RECORDS FOR THE EXERCISE:
★ ★ ★ ★ ★

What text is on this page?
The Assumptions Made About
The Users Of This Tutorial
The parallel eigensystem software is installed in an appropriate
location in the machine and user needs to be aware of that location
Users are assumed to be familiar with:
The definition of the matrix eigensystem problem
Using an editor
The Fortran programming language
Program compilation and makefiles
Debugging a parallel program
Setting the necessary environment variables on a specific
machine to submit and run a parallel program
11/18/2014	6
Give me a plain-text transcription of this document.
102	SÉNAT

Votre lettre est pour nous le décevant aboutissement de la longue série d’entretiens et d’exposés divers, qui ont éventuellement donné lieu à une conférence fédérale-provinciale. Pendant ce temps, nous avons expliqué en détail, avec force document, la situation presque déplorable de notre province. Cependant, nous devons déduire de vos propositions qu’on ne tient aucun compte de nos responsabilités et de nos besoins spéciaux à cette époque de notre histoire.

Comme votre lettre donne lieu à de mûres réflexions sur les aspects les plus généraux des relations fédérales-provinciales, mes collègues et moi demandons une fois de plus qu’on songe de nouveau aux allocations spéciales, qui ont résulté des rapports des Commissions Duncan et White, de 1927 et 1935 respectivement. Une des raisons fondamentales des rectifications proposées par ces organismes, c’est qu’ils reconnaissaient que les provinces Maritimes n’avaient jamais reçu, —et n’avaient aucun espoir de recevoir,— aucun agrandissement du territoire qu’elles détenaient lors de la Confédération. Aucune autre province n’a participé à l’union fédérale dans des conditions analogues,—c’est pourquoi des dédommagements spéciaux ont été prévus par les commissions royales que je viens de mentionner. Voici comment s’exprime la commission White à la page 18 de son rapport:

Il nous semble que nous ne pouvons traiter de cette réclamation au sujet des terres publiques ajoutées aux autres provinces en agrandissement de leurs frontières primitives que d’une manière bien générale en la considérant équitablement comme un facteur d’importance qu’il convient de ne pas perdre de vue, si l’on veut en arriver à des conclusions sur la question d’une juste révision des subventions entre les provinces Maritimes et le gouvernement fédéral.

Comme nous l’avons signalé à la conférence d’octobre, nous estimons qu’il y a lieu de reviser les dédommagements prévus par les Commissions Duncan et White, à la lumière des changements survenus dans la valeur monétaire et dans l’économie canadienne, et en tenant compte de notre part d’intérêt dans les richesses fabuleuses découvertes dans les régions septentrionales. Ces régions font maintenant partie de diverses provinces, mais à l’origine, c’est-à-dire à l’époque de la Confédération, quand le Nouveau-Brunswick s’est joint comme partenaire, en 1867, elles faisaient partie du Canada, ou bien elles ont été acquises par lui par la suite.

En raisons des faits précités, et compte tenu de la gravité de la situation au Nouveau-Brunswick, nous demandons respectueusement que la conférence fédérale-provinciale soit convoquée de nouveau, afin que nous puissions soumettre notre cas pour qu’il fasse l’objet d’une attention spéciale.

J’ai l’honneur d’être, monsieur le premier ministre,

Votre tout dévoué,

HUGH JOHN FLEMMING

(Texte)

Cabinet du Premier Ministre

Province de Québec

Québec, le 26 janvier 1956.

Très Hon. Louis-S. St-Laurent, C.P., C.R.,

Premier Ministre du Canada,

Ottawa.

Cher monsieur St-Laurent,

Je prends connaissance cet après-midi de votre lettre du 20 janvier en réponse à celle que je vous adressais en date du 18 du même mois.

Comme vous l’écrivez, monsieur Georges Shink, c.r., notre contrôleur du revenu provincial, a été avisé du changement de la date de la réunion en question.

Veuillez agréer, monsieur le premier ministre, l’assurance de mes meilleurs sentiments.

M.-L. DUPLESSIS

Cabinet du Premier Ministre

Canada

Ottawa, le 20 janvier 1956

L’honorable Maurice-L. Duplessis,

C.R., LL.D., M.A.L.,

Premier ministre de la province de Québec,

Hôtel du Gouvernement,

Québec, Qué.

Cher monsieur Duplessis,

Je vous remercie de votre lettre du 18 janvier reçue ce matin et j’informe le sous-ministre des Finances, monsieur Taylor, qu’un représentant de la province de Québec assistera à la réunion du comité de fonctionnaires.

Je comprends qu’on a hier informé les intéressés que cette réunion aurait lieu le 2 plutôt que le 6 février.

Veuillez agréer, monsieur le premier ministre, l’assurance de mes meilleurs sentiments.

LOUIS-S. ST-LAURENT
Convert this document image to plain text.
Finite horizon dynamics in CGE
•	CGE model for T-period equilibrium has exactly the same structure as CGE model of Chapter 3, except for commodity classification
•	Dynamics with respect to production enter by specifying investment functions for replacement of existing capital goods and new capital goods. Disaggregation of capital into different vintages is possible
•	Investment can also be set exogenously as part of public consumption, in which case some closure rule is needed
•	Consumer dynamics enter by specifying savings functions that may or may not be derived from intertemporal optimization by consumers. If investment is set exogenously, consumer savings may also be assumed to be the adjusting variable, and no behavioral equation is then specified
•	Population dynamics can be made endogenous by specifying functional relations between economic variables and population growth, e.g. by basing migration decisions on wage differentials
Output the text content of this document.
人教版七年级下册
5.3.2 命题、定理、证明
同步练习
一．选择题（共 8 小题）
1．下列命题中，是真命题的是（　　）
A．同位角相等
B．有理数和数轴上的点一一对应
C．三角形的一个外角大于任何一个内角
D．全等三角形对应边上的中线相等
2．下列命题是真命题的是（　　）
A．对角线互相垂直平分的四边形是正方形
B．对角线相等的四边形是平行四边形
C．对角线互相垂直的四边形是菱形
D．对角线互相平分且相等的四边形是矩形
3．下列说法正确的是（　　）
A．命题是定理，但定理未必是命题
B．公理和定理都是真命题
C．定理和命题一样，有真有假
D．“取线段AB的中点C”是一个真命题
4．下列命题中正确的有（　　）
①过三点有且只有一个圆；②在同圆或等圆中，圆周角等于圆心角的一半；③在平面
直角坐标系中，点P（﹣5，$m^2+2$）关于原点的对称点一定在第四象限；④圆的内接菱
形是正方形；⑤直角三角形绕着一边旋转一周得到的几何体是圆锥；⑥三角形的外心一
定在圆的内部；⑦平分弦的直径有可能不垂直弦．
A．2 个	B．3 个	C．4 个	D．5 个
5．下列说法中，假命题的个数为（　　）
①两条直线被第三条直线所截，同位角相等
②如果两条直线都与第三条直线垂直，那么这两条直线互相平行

★ ★ ★ ★ ★

Extract the data exactly as given.

What text is on this page?
The Assumptions Made About
The Users Of This Tutorial
The parallel eigensystem software is installed in an appropriate
location in the machine and user needs to be aware of that location
Users are assumed to be familiar with:
The definition of the matrix eigensystem problem
Using an editor
The Fortran programming language
Program compilation and makefiles
Debugging a parallel program
Setting the necessary environment variables on a specific
machine to submit and run a parallel program
11/18/2014	6
Give me a plain-text transcription of this document.
102	SÉNAT

Votre lettre est pour nous le décevant aboutissement de la longue série d’entretiens et d’exposés divers, qui ont éventuellement donné lieu à une conférence fédérale-provinciale. Pendant ce temps, nous avons expliqué en détail, avec force document, la situation presque déplorable de notre province. Cependant, nous devons déduire de vos propositions qu’on ne tient aucun compte de nos responsabilités et de nos besoins spéciaux à cette époque de notre histoire.

Comme votre lettre donne lieu à de mûres réflexions sur les aspects les plus généraux des relations fédérales-provinciales, mes collègues et moi demandons une fois de plus qu’on songe de nouveau aux allocations spéciales, qui ont résulté des rapports des Commissions Duncan et White, de 1927 et 1935 respectivement. Une des raisons fondamentales des rectifications proposées par ces organismes, c’est qu’ils reconnaissaient que les provinces Maritimes n’avaient jamais reçu, —et n’avaient aucun espoir de recevoir,— aucun agrandissement du territoire qu’elles détenaient lors de la Confédération. Aucune autre province n’a participé à l’union fédérale dans des conditions analogues,—c’est pourquoi des dédommagements spéciaux ont été prévus par les commissions royales que je viens de mentionner. Voici comment s’exprime la commission White à la page 18 de son rapport:

Il nous semble que nous ne pouvons traiter de cette réclamation au sujet des terres publiques ajoutées aux autres provinces en agrandissement de leurs frontières primitives que d’une manière bien générale en la considérant équitablement comme un facteur d’importance qu’il convient de ne pas perdre de vue, si l’on veut en arriver à des conclusions sur la question d’une juste révision des subventions entre les provinces Maritimes et le gouvernement fédéral.

Comme nous l’avons signalé à la conférence d’octobre, nous estimons qu’il y a lieu de reviser les dédommagements prévus par les Commissions Duncan et White, à la lumière des changements survenus dans la valeur monétaire et dans l’économie canadienne, et en tenant compte de notre part d’intérêt dans les richesses fabuleuses découvertes dans les régions septentrionales. Ces régions font maintenant partie de diverses provinces, mais à l’origine, c’est-à-dire à l’époque de la Confédération, quand le Nouveau-Brunswick s’est joint comme partenaire, en 1867, elles faisaient partie du Canada, ou bien elles ont été acquises par lui par la suite.

En raisons des faits précités, et compte tenu de la gravité de la situation au Nouveau-Brunswick, nous demandons respectueusement que la conférence fédérale-provinciale soit convoquée de nouveau, afin que nous puissions soumettre notre cas pour qu’il fasse l’objet d’une attention spéciale.

J’ai l’honneur d’être, monsieur le premier ministre,

Votre tout dévoué,

HUGH JOHN FLEMMING

(Texte)

Cabinet du Premier Ministre

Province de Québec

Québec, le 26 janvier 1956.

Très Hon. Louis-S. St-Laurent, C.P., C.R.,

Premier Ministre du Canada,

Ottawa.

Cher monsieur St-Laurent,

Je prends connaissance cet après-midi de votre lettre du 20 janvier en réponse à celle que je vous adressais en date du 18 du même mois.

Comme vous l’écrivez, monsieur Georges Shink, c.r., notre contrôleur du revenu provincial, a été avisé du changement de la date de la réunion en question.

Veuillez agréer, monsieur le premier ministre, l’assurance de mes meilleurs sentiments.

M.-L. DUPLESSIS

Cabinet du Premier Ministre

Canada

Ottawa, le 20 janvier 1956

L’honorable Maurice-L. Duplessis,

C.R., LL.D., M.A.L.,

Premier ministre de la province de Québec,

Hôtel du Gouvernement,

Québec, Qué.

Cher monsieur Duplessis,

Je vous remercie de votre lettre du 18 janvier reçue ce matin et j’informe le sous-ministre des Finances, monsieur Taylor, qu’un représentant de la province de Québec assistera à la réunion du comité de fonctionnaires.

Je comprends qu’on a hier informé les intéressés que cette réunion aurait lieu le 2 plutôt que le 6 février.

Veuillez agréer, monsieur le premier ministre, l’assurance de mes meilleurs sentiments.

LOUIS-S. ST-LAURENT
Convert this document image to plain text.
Finite horizon dynamics in CGE
•	CGE model for T-period equilibrium has exactly the same structure as CGE model of Chapter 3, except for commodity classification
•	Dynamics with respect to production enter by specifying investment functions for replacement of existing capital goods and new capital goods. Disaggregation of capital into different vintages is possible
•	Investment can also be set exogenously as part of public consumption, in which case some closure rule is needed
•	Consumer dynamics enter by specifying savings functions that may or may not be derived from intertemporal optimization by consumers. If investment is set exogenously, consumer savings may also be assumed to be the adjusting variable, and no behavioral equation is then specified
•	Population dynamics can be made endogenous by specifying functional relations between economic variables and population growth, e.g. by basing migration decisions on wage differentials
Output the text content of this document.
人教版七年级下册
5.3.2 命题、定理、证明
同步练习
一．选择题（共 8 小题）
1．下列命题中，是真命题的是（　　）
A．同位角相等
B．有理数和数轴上的点一一对应
C．三角形的一个外角大于任何一个内角
D．全等三角形对应边上的中线相等
2．下列命题是真命题的是（　　）
A．对角线互相垂直平分的四边形是正方形
B．对角线相等的四边形是平行四边形
C．对角线互相垂直的四边形是菱形
D．对角线互相平分且相等的四边形是矩形
3．下列说法正确的是（　　）
A．命题是定理，但定理未必是命题
B．公理和定理都是真命题
C．定理和命题一样，有真有假
D．“取线段AB的中点C”是一个真命题
4．下列命题中正确的有（　　）
①过三点有且只有一个圆；②在同圆或等圆中，圆周角等于圆心角的一半；③在平面
直角坐标系中，点P（﹣5，$m^2+2$）关于原点的对称点一定在第四象限；④圆的内接菱
形是正方形；⑤直角三角形绕着一边旋转一周得到的几何体是圆锥；⑥三角形的外心一
定在圆的内部；⑦平分弦的直径有可能不垂直弦．
A．2 个	B．3 个	C．4 个	D．5 个
5．下列说法中，假命题的个数为（　　）
①两条直线被第三条直线所截，同位角相等
②如果两条直线都与第三条直线垂直，那么这两条直线互相平行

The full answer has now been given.